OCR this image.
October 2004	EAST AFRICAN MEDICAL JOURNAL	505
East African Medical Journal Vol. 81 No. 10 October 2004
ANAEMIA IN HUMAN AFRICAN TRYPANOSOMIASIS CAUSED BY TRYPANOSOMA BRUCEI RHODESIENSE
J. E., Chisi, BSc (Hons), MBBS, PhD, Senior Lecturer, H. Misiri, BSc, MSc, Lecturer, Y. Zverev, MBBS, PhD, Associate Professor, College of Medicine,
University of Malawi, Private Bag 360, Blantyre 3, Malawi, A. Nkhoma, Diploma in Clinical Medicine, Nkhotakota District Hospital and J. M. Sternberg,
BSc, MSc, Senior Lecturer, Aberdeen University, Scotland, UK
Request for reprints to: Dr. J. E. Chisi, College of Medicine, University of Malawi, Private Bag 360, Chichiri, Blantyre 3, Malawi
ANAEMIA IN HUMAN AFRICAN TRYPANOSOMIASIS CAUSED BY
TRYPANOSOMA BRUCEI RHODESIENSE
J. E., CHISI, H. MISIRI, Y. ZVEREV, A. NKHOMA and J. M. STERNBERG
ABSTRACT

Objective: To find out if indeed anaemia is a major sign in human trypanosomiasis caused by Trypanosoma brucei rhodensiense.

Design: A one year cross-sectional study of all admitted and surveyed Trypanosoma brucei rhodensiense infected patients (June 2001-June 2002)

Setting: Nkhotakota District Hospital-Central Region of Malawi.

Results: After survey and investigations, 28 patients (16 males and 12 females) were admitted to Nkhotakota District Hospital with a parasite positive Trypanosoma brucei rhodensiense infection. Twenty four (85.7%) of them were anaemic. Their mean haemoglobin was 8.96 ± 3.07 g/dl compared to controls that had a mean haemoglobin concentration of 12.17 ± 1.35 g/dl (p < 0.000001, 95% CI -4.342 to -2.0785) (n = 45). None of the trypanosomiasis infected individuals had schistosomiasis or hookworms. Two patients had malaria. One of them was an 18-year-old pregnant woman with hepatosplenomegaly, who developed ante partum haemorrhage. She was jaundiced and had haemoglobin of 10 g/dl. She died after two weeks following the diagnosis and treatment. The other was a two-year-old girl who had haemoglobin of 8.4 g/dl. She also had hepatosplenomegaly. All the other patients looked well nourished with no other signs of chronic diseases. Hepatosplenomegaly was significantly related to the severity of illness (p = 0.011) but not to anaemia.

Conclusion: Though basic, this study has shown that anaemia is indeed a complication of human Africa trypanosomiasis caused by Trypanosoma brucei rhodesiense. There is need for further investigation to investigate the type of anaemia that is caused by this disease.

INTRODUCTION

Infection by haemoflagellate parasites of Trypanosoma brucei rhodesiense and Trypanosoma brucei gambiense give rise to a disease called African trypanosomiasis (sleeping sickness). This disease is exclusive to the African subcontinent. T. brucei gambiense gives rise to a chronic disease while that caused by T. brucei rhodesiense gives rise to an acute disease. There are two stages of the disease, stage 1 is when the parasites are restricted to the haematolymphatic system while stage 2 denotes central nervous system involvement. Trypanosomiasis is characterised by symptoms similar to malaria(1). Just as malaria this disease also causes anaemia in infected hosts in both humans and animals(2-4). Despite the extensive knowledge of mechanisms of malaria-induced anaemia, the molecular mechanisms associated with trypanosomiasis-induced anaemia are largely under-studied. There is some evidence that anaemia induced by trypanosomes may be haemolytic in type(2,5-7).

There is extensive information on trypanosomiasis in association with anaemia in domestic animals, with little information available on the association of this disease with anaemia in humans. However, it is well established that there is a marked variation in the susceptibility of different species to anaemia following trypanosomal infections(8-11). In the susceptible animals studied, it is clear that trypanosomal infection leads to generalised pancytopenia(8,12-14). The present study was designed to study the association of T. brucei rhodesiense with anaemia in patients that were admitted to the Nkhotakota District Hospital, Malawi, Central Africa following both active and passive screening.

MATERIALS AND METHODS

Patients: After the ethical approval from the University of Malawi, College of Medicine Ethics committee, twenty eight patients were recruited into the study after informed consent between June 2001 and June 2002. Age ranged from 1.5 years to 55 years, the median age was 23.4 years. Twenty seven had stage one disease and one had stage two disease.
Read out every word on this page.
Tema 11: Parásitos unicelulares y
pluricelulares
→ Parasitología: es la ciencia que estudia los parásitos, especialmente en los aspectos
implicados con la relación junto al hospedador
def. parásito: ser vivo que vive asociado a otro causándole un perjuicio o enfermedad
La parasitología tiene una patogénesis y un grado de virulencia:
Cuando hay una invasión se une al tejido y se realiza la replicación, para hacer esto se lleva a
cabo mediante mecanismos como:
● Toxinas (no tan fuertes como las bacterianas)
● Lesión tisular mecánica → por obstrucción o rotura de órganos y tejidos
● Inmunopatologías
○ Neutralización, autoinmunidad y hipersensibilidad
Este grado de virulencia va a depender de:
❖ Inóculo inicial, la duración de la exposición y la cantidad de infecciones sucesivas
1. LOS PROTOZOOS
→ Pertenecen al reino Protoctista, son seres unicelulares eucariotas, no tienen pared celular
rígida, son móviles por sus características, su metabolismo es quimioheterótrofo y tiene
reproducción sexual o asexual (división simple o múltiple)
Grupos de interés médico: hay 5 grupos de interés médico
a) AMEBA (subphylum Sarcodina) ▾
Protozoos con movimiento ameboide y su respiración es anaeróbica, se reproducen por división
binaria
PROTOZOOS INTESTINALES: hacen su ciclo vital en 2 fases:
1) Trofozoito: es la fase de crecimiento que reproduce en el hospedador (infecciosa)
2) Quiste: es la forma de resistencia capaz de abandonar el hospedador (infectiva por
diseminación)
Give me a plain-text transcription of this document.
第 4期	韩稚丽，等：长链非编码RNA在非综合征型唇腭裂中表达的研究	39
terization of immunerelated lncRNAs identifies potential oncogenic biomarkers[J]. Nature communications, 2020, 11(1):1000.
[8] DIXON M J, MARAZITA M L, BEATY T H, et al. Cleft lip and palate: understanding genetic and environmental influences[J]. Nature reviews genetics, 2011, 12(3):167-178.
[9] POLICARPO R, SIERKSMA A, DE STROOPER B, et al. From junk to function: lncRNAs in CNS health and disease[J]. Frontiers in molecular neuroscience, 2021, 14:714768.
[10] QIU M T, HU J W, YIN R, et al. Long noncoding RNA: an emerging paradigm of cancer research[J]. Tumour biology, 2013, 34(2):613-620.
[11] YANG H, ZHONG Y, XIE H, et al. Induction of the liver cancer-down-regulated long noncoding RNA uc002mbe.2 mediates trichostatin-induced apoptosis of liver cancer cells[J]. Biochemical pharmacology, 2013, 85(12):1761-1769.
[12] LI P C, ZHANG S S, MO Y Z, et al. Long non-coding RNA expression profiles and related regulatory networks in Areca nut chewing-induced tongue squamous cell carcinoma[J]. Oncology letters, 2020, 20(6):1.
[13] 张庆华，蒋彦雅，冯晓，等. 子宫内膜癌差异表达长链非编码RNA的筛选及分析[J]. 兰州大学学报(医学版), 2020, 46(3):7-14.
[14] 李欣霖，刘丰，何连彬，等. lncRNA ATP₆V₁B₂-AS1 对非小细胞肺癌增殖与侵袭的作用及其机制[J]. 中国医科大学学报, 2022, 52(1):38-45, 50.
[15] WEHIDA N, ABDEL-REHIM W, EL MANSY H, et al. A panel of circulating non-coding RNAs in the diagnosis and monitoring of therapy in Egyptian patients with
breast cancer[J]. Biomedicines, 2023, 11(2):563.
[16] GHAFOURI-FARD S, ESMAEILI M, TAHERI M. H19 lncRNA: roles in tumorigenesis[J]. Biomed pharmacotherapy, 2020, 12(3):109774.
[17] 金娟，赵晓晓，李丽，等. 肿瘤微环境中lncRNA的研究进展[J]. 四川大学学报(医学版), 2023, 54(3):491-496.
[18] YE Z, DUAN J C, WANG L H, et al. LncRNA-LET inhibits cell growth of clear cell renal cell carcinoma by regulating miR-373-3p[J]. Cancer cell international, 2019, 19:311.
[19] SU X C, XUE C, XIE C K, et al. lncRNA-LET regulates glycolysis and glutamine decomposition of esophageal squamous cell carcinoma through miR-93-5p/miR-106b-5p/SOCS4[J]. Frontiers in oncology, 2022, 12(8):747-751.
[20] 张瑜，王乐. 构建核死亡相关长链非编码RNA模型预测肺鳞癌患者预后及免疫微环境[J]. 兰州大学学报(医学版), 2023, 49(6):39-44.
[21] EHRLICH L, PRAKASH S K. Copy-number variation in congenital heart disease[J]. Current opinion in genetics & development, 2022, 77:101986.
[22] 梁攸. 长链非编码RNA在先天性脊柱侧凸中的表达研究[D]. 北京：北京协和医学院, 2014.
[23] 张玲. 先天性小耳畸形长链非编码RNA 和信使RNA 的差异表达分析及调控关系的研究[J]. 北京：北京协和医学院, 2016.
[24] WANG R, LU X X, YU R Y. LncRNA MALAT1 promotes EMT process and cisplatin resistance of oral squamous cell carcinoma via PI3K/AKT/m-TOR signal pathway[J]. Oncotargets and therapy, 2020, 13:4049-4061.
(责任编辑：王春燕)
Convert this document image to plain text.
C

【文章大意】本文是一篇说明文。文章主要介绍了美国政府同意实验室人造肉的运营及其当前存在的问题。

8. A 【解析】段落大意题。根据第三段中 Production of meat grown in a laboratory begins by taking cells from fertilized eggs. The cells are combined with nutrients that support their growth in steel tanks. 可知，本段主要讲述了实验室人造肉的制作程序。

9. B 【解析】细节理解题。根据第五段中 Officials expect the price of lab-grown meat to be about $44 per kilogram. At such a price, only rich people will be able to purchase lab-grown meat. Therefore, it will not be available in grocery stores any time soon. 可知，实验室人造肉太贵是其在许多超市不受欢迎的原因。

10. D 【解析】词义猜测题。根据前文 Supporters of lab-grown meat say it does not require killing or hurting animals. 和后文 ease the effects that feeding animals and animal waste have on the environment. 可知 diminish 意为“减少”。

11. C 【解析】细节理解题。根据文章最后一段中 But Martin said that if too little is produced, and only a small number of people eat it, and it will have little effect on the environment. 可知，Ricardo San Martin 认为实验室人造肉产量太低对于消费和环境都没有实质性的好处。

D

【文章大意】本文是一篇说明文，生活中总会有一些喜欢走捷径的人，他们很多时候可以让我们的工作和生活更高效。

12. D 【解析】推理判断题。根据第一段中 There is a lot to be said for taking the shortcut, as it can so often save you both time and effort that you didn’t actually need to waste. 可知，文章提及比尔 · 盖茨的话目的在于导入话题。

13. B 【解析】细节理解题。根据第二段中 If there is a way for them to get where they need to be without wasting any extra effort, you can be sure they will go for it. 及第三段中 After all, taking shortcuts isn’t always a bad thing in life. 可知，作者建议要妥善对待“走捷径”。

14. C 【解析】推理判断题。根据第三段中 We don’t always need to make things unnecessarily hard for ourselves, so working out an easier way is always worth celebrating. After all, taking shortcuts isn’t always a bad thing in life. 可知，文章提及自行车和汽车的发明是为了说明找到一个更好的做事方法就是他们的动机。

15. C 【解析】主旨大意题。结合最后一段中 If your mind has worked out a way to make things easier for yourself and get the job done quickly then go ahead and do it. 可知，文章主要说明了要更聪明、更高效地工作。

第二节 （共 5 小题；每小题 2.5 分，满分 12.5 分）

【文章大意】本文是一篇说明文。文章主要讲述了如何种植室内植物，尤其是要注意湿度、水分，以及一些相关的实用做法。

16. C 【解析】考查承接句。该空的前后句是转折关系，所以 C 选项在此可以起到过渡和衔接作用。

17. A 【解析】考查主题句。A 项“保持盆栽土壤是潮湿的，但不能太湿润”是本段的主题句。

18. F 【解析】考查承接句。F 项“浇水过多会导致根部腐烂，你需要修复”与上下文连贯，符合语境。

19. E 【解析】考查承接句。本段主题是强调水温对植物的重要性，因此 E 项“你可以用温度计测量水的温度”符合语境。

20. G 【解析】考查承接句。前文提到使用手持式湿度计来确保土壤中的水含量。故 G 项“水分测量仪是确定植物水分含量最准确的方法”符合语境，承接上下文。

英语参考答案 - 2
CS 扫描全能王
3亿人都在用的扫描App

WORK REQUIRED:
Consider the material above. Report how many of its lines contain the word "Frontiers", and nothing more.

ANSWER AREA:
2